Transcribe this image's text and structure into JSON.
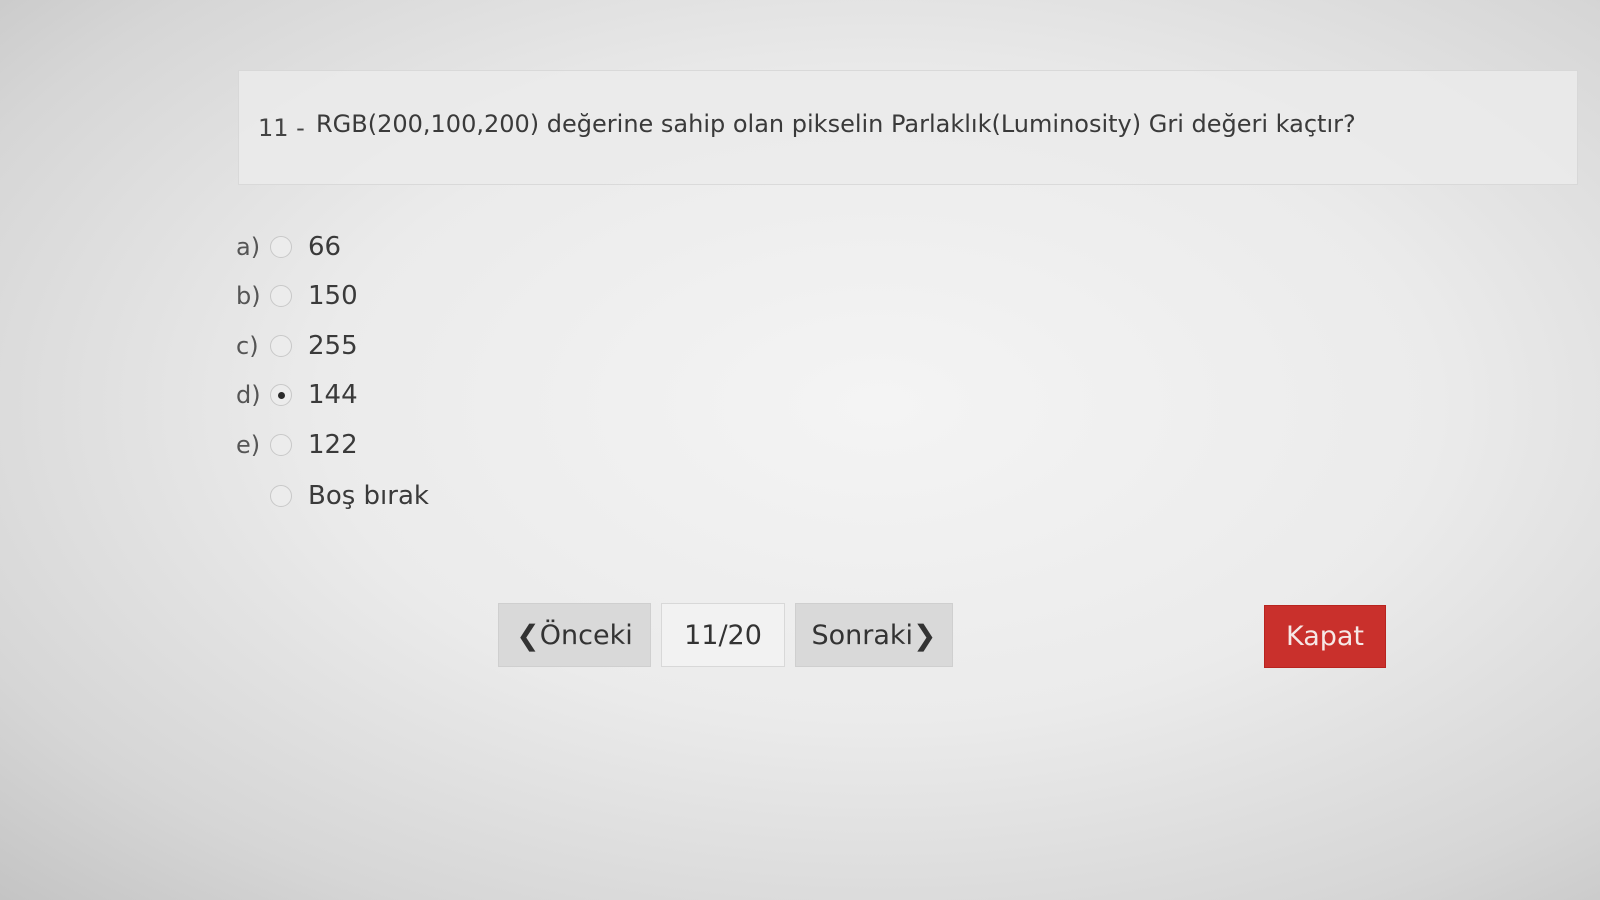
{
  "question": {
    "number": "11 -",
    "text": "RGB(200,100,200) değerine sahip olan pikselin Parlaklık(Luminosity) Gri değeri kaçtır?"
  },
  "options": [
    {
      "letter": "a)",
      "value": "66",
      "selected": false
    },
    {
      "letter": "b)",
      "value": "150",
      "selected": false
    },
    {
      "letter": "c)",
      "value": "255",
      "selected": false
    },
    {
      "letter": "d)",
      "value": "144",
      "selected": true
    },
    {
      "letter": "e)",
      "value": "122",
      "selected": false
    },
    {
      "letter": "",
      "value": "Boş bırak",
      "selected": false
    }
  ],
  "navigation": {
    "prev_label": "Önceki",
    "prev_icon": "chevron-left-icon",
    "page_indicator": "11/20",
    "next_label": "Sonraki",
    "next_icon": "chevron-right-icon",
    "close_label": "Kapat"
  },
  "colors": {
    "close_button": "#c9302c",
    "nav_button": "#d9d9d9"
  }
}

-=-=-

Count how many lines of the material hold the string "text". Give the number and nothing more.

2